*Reading text:*
begin
Regarding sslh - if I understand correctly, this can be used to
differentiate packets based on the actual payload that was received? If so,
what I meant was that since the TOR protocol is encapsulated within TLS, as
is HTTPS traffic, then the differentiation will have to occur after the TLS
handshake, which (assuming Iran/China/etc do not have a forged
certificate), cannot be viewed by anyone other than the site operator.
However, we could setup sslh after a daemon that performs TLS handshakes,
then run the site and the bridge after that (is that what you meant?).
As for Telex, I've never heard of it before, but I think it's a neat
concept. Maybe something like Telex can be used by the hosting services on
which large sites are hosted (instead of at the ISP level). That might be
more affordable (less TLS handshakes to sift through), and would also be
completely transparent to the site operators (and thus have a higher chance
of actually accepting it).
What do you think? Also, I'd still like to know if this is less of a
problem nowadays (is there a new and better way to distribute TOR bridge
addresses without getting them blocked?)
On Sat, Jul 27, 2013 at 1:08 PM, Lunar <lunar@xxxxxxxxxxxxxx> wrote:
> Hi,
>
> (Moving the discussion to tor-talk@, as this is not directly related to
> the code of Tor software or infrastructure.)
end
*Supplied data:*
begin
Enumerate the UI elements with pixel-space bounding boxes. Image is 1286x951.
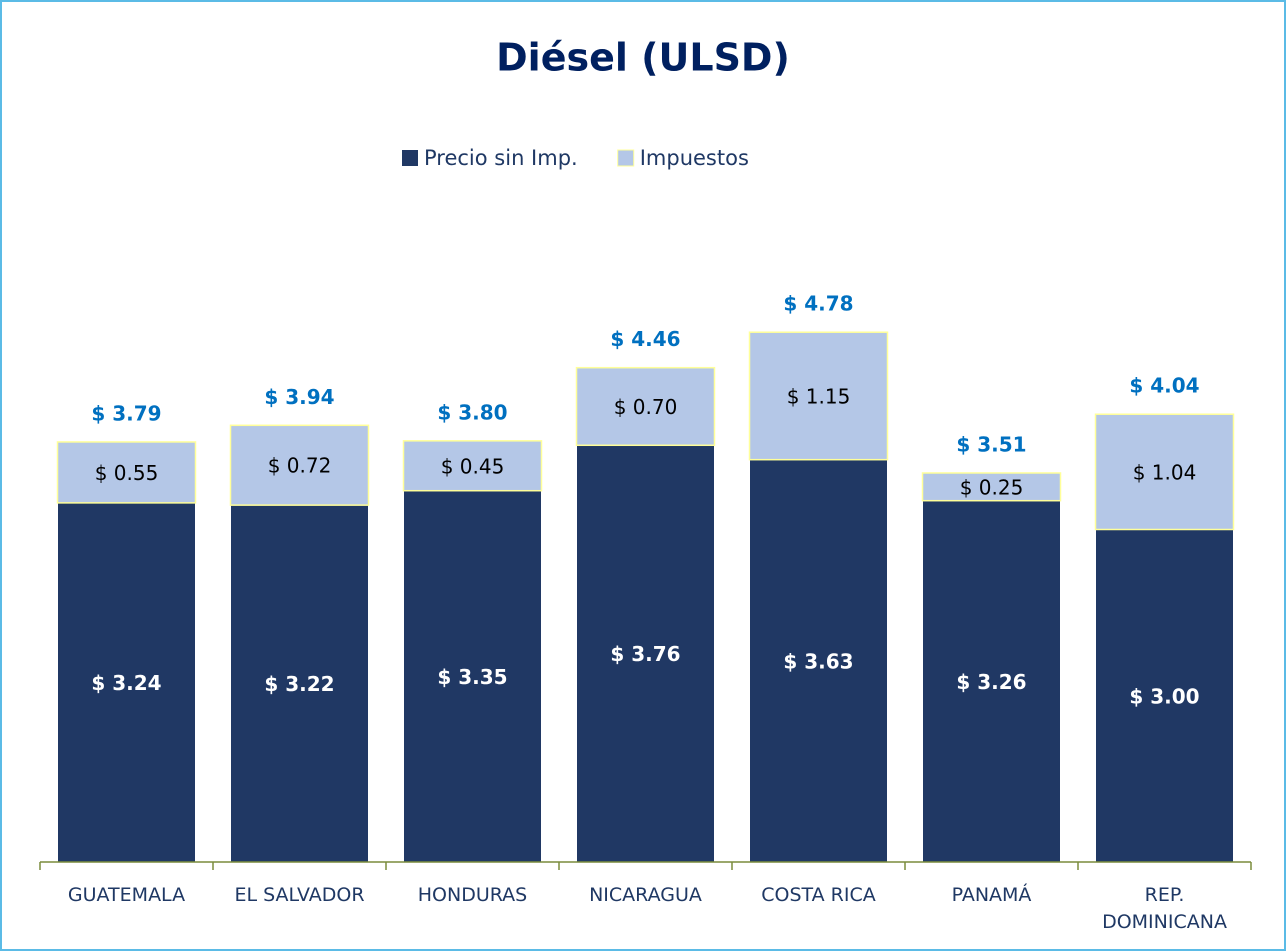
end
*Task to complete:* Reproduce the entire mailing-list message about sslh and Tor bridges word for word, from its first line through the quoted lines at the end.

*Task response:*
Regarding sslh - if I understand correctly, this can be used to
differentiate packets based on the actual payload that was received? If so,
what I meant was that since the TOR protocol is encapsulated within TLS, as
is HTTPS traffic, then the differentiation will have to occur after the TLS
handshake, which (assuming Iran/China/etc do not have a forged
certificate), cannot be viewed by anyone other than the site operator.
However, we could setup sslh after a daemon that performs TLS handshakes,
then run the site and the bridge after that (is that what you meant?).
As for Telex, I've never heard of it before, but I think it's a neat
concept. Maybe something like Telex can be used by the hosting services on
which large sites are hosted (instead of at the ISP level). That might be
more affordable (less TLS handshakes to sift through), and would also be
completely transparent to the site operators (and thus have a higher chance
of actually accepting it).
What do you think? Also, I'd still like to know if this is less of a
problem nowadays (is there a new and better way to distribute TOR bridge
addresses without getting them blocked?)
On Sat, Jul 27, 2013 at 1:08 PM, Lunar <lunar@xxxxxxxxxxxxxx> wrote:
> Hi,
>
> (Moving the discussion to tor-talk@, as this is not directly related to
> the code of Tor software or infrastructure.)